* [Aim of the exercise] Return each entry exactly, omitting nothing.
## start
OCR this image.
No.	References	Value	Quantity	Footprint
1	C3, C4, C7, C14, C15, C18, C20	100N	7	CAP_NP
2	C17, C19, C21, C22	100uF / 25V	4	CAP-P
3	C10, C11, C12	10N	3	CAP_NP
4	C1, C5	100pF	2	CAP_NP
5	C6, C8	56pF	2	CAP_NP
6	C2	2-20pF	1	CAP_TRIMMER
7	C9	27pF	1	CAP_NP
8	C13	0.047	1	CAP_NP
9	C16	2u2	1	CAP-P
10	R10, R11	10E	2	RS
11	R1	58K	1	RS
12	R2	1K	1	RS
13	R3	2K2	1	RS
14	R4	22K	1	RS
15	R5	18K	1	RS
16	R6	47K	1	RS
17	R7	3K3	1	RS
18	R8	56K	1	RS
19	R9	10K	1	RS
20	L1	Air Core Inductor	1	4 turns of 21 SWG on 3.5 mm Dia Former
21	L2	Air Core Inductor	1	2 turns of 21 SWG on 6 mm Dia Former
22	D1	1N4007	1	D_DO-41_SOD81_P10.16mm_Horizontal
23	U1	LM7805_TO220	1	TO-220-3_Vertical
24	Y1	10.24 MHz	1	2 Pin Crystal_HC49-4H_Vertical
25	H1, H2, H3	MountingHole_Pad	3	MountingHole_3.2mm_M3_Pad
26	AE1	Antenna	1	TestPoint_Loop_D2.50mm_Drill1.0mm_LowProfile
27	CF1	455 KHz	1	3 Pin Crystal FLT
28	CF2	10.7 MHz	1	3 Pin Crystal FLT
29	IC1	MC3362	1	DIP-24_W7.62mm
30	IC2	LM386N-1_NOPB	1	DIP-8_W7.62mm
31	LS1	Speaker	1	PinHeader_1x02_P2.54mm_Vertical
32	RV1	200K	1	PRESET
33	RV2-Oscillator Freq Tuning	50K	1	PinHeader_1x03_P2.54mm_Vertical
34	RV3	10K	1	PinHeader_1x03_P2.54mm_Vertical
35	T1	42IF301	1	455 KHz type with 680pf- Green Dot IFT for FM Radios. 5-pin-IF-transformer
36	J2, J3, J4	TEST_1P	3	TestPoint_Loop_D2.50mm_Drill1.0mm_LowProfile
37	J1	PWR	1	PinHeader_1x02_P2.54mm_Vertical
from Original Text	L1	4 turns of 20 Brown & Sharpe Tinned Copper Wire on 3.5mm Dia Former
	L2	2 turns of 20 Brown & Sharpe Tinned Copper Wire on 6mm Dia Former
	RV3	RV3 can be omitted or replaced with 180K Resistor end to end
## end
* [Exercise output]
OCR this image.
No.	References	Value	Quantity	Footprint
1	C3, C4, C7, C14, C15, C18, C20	100N	7	CAP_NP
2	C17, C19, C21, C22	100uF / 25V	4	CAP-P
3	C10, C11, C12	10N	3	CAP_NP
4	C1, C5	100pF	2	CAP_NP
5	C6, C8	56pF	2	CAP_NP
6	C2	2-20pF	1	CAP_TRIMMER
7	C9	27pF	1	CAP_NP
8	C13	0.047	1	CAP_NP
9	C16	2u2	1	CAP-P
10	R10, R11	10E	2	RS
11	R1	58K	1	RS
12	R2	1K	1	RS
13	R3	2K2	1	RS
14	R4	22K	1	RS
15	R5	18K	1	RS
16	R6	47K	1	RS
17	R7	3K3	1	RS
18	R8	56K	1	RS
19	R9	10K	1	RS
20	L1	Air Core Inductor	1	4 turns of 21 SWG on 3.5 mm Dia Former
21	L2	Air Core Inductor	1	2 turns of 21 SWG on 6 mm Dia Former
22	D1	1N4007	1	D_DO-41_SOD81_P10.16mm_Horizontal
23	U1	LM7805_TO220	1	TO-220-3_Vertical
24	Y1	10.24 MHz	1	2 Pin Crystal_HC49-4H_Vertical
25	H1, H2, H3	MountingHole_Pad	3	MountingHole_3.2mm_M3_Pad
26	AE1	Antenna	1	TestPoint_Loop_D2.50mm_Drill1.0mm_LowProfile
27	CF1	455 KHz	1	3 Pin Crystal FLT
28	CF2	10.7 MHz	1	3 Pin Crystal FLT
29	IC1	MC3362	1	DIP-24_W7.62mm
30	IC2	LM386N-1_NOPB	1	DIP-8_W7.62mm
31	LS1	Speaker	1	PinHeader_1x02_P2.54mm_Vertical
32	RV1	200K	1	PRESET
33	RV2-Oscillator Freq Tuning	50K	1	PinHeader_1x03_P2.54mm_Vertical
34	RV3	10K	1	PinHeader_1x03_P2.54mm_Vertical
35	T1	42IF301	1	455 KHz type with 680pf- Green Dot IFT for FM Radios. 5-pin-IF-transformer
36	J2, J3, J4	TEST_1P	3	TestPoint_Loop_D2.50mm_Drill1.0mm_LowProfile
37	J1	PWR	1	PinHeader_1x02_P2.54mm_Vertical
from Original Text	L1	4 turns of 20 Brown & Sharpe Tinned Copper Wire on 3.5mm Dia Former
	L2	2 turns of 20 Brown & Sharpe Tinned Copper Wire on 6mm Dia Former
	RV3	RV3 can be omitted or replaced with 180K Resistor end to end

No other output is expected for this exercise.